Collected data entries:
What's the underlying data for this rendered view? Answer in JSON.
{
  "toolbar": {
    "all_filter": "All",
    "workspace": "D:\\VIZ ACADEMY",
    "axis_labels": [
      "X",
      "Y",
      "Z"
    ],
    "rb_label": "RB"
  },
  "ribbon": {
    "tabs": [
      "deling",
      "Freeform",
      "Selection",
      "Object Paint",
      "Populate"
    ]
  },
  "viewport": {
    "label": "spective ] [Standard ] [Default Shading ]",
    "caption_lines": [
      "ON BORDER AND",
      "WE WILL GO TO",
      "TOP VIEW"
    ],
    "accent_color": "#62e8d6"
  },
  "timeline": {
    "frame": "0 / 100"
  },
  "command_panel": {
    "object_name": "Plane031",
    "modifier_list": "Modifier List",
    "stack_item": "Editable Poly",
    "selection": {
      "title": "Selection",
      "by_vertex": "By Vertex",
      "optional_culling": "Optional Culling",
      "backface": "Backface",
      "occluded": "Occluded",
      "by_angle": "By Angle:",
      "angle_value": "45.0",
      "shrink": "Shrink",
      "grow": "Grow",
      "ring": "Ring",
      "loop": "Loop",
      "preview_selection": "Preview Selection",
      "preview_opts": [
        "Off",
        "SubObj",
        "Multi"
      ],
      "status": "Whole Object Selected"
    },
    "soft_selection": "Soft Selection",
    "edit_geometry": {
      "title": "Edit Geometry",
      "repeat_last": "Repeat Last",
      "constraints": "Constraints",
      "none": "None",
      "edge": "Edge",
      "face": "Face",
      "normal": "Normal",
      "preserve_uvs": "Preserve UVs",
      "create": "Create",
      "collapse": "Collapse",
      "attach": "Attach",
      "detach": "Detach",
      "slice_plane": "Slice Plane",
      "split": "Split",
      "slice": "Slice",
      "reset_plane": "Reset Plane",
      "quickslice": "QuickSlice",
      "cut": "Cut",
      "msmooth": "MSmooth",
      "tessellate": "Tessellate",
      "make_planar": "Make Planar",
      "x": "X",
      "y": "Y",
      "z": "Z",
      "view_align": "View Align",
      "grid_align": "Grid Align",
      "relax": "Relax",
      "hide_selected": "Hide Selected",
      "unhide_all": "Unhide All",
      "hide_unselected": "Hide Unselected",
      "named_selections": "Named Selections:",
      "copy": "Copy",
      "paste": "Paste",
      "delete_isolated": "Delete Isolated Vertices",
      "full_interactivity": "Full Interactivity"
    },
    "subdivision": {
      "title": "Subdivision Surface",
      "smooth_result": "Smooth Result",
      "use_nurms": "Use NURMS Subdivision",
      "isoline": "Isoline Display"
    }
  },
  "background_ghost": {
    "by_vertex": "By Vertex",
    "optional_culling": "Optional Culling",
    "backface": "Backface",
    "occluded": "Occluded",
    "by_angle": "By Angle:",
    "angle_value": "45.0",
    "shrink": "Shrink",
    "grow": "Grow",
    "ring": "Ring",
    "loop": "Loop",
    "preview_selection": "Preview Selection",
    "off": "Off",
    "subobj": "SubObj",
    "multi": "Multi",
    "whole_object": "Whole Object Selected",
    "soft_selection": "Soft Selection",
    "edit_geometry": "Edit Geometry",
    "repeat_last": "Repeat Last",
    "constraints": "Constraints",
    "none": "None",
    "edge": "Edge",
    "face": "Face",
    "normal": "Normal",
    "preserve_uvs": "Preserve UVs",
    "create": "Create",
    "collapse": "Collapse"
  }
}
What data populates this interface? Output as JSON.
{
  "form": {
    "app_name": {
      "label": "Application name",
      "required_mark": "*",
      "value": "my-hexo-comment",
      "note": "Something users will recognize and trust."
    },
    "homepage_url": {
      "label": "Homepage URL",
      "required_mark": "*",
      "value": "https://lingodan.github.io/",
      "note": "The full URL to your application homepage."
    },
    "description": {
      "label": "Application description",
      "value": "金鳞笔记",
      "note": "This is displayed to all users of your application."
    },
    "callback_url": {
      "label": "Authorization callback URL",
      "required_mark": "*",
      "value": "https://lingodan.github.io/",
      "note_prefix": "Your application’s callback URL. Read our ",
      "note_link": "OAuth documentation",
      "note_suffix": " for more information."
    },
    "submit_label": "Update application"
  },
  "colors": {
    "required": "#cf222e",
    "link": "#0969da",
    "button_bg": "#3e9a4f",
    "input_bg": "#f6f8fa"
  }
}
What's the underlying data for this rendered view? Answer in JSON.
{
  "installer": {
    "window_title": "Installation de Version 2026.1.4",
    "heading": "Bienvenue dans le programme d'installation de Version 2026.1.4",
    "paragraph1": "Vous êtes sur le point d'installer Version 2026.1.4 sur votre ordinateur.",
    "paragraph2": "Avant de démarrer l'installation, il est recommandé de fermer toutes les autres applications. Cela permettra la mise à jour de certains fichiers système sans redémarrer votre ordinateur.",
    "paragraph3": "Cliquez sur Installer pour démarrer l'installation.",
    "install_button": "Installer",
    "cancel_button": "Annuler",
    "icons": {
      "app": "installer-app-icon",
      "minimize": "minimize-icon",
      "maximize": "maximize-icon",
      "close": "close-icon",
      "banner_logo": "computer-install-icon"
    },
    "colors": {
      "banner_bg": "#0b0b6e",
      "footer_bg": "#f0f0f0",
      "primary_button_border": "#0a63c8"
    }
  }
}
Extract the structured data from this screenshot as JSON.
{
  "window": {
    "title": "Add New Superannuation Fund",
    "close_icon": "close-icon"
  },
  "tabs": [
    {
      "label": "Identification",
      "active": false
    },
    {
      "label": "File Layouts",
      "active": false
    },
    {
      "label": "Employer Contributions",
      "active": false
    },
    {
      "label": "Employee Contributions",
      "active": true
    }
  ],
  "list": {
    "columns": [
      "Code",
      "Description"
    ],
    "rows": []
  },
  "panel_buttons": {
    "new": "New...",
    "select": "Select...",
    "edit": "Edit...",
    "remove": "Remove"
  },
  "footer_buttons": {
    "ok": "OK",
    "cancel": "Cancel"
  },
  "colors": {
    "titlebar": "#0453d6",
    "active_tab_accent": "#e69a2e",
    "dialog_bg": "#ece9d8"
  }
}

» Work instructions: Copy each line above that contains the word "Constraints".

» Written answer:
      "constraints": "Constraints",
    "constraints": "Constraints",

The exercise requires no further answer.